== What the exercise asks ==
Single out the lines that include the word "Nothing". Copy them.

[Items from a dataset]
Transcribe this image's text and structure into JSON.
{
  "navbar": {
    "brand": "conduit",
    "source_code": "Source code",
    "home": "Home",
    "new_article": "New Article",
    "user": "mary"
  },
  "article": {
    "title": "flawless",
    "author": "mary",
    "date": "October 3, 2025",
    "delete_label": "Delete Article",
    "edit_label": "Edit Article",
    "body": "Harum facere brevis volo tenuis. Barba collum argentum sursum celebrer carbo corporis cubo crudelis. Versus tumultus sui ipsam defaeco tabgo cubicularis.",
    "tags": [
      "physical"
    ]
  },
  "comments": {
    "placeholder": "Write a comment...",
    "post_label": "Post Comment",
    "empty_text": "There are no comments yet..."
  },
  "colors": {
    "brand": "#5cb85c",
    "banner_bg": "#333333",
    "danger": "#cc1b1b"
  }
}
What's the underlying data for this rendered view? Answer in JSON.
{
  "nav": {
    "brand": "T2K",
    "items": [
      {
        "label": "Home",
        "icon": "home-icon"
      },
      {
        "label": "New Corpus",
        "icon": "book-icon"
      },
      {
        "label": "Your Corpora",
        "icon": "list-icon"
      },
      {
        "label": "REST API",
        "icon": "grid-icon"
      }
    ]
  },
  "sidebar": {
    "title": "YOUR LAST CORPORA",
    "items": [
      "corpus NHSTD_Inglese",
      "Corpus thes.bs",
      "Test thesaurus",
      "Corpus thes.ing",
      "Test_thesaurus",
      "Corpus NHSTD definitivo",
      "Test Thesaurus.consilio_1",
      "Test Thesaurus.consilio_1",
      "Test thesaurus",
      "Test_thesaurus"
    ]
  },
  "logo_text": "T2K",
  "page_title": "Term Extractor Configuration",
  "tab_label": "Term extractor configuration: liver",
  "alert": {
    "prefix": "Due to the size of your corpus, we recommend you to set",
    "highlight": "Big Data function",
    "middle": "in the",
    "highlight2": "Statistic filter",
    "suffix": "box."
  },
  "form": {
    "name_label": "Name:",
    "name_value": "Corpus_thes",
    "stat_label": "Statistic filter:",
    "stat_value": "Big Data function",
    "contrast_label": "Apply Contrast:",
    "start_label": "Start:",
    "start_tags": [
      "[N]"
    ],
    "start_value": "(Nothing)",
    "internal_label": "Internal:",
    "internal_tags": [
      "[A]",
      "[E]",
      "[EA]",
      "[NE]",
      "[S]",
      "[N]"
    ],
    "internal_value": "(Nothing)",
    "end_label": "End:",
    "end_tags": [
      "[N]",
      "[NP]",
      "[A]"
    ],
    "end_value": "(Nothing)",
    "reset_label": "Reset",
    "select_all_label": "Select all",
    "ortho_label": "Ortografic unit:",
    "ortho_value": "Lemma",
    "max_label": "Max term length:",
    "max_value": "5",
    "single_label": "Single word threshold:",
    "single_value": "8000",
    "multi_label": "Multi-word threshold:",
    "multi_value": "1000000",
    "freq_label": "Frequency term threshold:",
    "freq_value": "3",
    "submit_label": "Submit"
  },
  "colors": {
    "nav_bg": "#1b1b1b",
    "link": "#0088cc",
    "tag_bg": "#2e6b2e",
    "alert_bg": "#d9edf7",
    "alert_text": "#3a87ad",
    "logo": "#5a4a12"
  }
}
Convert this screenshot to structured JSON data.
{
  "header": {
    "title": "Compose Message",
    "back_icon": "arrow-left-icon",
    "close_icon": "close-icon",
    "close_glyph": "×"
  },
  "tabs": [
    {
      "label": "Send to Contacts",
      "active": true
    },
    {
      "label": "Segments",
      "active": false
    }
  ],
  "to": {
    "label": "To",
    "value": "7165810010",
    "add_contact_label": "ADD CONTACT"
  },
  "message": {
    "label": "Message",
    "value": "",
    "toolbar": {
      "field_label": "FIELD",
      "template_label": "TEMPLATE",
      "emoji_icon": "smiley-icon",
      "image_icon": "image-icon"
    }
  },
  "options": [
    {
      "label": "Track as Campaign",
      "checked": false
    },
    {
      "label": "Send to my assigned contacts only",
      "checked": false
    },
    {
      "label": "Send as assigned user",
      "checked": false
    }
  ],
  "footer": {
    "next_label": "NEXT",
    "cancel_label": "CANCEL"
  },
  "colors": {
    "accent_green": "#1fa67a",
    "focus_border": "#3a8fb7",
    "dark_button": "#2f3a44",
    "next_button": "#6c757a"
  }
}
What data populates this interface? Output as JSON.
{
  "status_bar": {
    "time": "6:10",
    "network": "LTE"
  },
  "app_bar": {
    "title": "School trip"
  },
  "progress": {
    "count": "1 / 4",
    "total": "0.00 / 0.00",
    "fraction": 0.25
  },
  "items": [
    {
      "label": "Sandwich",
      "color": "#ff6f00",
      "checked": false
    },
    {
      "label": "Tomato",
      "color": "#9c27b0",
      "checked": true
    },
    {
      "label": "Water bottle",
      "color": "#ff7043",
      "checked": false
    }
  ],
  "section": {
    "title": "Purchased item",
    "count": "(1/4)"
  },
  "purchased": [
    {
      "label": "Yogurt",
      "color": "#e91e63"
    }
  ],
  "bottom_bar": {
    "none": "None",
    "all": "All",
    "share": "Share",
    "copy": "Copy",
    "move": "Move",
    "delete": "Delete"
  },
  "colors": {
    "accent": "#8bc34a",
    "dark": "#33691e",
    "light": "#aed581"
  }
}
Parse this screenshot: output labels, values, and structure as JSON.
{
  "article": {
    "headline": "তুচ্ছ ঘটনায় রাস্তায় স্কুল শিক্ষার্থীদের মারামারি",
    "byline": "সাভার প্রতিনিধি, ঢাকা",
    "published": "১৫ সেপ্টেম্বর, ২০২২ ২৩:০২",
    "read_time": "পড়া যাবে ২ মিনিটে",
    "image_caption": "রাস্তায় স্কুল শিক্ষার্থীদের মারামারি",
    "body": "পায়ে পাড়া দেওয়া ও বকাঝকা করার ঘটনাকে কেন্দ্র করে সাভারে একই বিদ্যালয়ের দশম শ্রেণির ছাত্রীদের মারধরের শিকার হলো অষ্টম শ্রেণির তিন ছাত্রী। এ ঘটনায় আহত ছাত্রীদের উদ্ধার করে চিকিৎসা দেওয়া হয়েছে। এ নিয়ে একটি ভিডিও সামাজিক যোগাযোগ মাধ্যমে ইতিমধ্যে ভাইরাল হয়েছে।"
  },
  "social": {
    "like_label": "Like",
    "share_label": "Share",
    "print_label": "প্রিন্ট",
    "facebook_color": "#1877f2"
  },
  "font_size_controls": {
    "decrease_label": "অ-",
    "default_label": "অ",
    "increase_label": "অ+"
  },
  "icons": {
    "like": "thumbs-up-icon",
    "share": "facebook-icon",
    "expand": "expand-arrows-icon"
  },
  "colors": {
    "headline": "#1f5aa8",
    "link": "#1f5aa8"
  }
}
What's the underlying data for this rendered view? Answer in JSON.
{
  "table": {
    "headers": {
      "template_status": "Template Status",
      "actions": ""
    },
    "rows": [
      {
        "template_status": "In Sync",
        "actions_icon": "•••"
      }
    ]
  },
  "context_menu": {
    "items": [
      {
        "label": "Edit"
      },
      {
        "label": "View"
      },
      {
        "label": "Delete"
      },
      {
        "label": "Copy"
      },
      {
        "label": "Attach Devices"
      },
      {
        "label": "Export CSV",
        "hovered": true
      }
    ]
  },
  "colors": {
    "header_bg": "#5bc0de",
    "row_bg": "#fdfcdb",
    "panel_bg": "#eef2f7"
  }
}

== Result ==
    "start_value": "(Nothing)",
    "internal_value": "(Nothing)",
    "end_value": "(Nothing)",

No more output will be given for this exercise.